**WHAT IS BEING ASKED:** Scan the following material for the string "oist" and copy each line in which it appears.
##### RECORDS FOR THIS EXERCISE
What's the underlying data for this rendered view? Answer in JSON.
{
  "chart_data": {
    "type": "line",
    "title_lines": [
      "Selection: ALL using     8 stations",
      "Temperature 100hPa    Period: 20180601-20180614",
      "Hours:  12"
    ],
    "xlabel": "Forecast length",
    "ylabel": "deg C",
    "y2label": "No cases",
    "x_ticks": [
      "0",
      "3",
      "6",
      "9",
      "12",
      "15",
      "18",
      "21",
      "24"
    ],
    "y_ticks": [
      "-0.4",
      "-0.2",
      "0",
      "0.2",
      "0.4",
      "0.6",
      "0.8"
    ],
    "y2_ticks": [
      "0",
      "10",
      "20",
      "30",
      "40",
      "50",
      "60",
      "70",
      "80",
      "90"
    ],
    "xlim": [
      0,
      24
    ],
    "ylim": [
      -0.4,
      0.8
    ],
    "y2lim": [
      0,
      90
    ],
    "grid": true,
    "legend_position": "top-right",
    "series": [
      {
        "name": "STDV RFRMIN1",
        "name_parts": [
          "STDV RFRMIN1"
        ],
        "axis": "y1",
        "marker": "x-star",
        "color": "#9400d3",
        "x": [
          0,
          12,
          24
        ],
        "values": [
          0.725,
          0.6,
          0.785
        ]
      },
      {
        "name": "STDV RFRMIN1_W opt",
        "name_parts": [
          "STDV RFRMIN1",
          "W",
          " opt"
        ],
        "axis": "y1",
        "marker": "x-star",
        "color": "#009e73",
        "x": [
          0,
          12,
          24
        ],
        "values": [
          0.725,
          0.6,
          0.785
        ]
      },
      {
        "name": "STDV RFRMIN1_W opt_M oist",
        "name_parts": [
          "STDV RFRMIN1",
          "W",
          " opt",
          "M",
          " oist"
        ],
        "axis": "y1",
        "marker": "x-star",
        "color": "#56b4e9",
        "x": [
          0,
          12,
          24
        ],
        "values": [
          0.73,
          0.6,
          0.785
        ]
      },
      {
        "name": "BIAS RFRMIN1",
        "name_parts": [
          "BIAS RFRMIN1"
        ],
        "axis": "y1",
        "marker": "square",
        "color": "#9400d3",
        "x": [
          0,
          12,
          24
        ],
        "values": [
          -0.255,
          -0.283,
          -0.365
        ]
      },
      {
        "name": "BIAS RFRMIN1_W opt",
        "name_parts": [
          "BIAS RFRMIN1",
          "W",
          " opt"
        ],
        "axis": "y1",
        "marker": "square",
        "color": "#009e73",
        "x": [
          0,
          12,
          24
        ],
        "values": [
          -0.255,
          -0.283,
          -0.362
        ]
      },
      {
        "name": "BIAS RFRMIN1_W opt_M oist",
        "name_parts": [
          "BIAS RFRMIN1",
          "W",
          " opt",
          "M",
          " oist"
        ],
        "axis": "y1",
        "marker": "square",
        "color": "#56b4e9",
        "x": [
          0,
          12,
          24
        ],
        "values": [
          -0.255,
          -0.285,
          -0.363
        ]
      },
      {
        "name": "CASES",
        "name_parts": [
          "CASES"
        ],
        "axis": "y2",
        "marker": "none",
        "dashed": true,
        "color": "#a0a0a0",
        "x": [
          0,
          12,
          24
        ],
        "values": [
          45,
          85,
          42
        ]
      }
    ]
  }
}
##########
**COMPLETED EXERCISE:**
        "name": "STDV RFRMIN1_W opt_M oist",
          " oist"
        "name": "BIAS RFRMIN1_W opt_M oist",
          " oist"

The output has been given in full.